— PROBLEM DETAILS —
Rewrite everything from "It flourished from" down to "of the town." in the passage on Kissamos, putting "water channel" in place of "aqueduct".

start SELECTED TEXT

5. HANIA - KISSAMOS (see Map
Kasteli, officially Kissamos or Kasteli Kissamou (Kasteli of
Kissamos), is the major town of the Kissamos county and has
developed into a fairly large place with plenty of conveniences.
This development is due to the fruit and juice canning industry,
the vineyards, the well-selling olive oil as well as other agricultural
It is also due to the many tourists it attracts without even
having sights or beaches. The reason for this is its harbour
and the boat lines to and from Githio and Kalamata at the south
end of the Peloponnese. Most foreign tourists who arrive from
their countries to the port of Patras, and especially the German
bikers, find it very convenient that they can board a ship in
the Peloponnese and get off in Crete. In this way they do not
only avoid the unpleasant journey to Piraeus and the jungle
of Athens, but they also get to explore Crete without having
to go back and forth, because the ship docks at the westernmost
port of the island.
The town has a history of at least 2500 years behind it. In
antiquity it was called Kissamos and it served as the seaport
of ancient Polirrinia.
It flourished from the classical times till the Roman period
and was a close ally of the Romans, which is why they did not
only spare it when they conquered other Greek towns but they
even adorned it with many public buildings. These included a
large theatre, public baths, and a large aqueduct which provides
the town with water to this day! In addition, the Romans built
many luxurious villas.
Today, foundations of Roman villas are quite frequently discovered
in the town’s building sites, and many of the finest floor
mosaics have come to light, dating from the 2nd and 3rd century
AD. One of these is in the archaeological site right behind
the Health Centre of the town.

end SELECTED TEXT
start DATA ENTRIES

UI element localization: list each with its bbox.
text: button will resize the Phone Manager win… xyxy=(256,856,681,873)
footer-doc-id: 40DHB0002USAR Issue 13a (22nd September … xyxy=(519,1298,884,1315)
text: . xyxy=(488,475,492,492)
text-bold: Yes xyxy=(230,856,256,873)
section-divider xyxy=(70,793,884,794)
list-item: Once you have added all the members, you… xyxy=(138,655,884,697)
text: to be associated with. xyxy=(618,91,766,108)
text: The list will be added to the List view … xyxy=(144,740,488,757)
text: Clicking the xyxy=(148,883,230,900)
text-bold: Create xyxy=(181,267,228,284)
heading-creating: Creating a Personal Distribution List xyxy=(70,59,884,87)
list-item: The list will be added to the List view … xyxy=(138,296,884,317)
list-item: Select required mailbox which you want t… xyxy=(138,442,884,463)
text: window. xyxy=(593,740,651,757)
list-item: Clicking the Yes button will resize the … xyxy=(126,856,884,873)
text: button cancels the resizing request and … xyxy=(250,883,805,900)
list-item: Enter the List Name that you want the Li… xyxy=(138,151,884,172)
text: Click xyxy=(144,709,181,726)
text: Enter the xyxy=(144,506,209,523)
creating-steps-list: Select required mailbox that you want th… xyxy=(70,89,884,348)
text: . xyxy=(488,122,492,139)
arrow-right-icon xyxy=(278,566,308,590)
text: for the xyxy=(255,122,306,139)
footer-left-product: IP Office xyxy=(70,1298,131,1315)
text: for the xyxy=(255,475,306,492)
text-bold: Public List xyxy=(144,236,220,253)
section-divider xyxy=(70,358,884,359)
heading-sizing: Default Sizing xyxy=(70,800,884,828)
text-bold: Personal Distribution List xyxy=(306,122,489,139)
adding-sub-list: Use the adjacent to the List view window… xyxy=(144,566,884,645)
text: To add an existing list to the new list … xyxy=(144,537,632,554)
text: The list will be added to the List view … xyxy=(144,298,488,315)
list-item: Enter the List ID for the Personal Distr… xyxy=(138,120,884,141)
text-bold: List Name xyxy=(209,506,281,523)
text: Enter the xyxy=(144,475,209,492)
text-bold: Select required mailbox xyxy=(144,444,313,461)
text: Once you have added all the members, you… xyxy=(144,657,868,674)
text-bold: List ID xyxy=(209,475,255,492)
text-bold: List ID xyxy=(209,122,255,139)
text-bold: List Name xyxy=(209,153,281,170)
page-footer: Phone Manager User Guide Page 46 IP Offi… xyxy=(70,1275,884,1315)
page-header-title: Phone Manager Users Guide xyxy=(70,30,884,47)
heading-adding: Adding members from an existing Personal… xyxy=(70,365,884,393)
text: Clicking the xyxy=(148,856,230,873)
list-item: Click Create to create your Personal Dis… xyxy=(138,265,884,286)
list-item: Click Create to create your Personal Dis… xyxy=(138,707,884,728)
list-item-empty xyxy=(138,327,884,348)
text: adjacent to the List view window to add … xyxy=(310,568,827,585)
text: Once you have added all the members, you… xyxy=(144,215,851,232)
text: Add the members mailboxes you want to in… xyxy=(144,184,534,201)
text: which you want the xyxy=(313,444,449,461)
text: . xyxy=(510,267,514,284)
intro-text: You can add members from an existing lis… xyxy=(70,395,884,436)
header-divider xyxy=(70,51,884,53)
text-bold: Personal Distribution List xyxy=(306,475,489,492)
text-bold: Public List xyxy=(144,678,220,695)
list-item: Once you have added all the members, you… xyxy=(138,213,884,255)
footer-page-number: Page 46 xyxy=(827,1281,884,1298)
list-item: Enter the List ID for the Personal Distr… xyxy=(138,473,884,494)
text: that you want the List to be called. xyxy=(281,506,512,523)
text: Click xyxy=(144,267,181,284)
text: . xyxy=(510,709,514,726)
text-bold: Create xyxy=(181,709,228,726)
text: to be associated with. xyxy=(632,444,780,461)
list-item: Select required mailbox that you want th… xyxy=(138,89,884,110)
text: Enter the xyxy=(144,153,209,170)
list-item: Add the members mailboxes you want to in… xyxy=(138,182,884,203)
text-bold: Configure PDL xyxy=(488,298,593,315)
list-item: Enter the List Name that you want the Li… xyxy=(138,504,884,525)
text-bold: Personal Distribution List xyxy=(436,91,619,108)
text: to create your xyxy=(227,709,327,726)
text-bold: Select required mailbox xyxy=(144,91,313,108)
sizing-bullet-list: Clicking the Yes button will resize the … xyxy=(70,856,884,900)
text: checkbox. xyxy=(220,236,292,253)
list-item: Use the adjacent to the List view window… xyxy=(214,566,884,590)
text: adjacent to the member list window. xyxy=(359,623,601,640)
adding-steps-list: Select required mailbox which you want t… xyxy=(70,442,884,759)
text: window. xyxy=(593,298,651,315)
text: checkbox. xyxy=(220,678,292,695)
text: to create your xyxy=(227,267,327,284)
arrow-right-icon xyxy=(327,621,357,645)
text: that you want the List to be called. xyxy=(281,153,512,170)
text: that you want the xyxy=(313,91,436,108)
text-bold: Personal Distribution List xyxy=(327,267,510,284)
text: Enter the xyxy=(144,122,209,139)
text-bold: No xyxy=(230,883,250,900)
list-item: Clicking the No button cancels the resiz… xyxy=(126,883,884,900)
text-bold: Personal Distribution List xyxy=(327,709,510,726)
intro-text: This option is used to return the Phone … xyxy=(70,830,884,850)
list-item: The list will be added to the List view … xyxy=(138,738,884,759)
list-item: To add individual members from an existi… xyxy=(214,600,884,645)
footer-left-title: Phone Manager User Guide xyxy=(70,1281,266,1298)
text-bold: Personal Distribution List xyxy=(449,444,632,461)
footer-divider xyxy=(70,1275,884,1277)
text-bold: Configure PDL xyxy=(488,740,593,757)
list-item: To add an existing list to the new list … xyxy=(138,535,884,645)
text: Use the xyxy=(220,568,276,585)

end DATA ENTRIES

— ANSWER FOR THE TASK —
It flourished from the classical times till the Roman period
and was a close ally of the Romans, which is why they did not
only spare it when they conquered other Greek towns but they
even adorned it with many public buildings. These included a
large theatre, public baths, and a large water channel which provides
the town with water to this day! In addition, the Romans built
many luxurious villas.
Today, foundations of Roman villas are quite frequently discovered
in the town’s building sites, and many of the finest floor
mosaics have come to light, dating from the 2nd and 3rd century
AD. One of these is in the archaeological site right behind
the Health Centre of the town.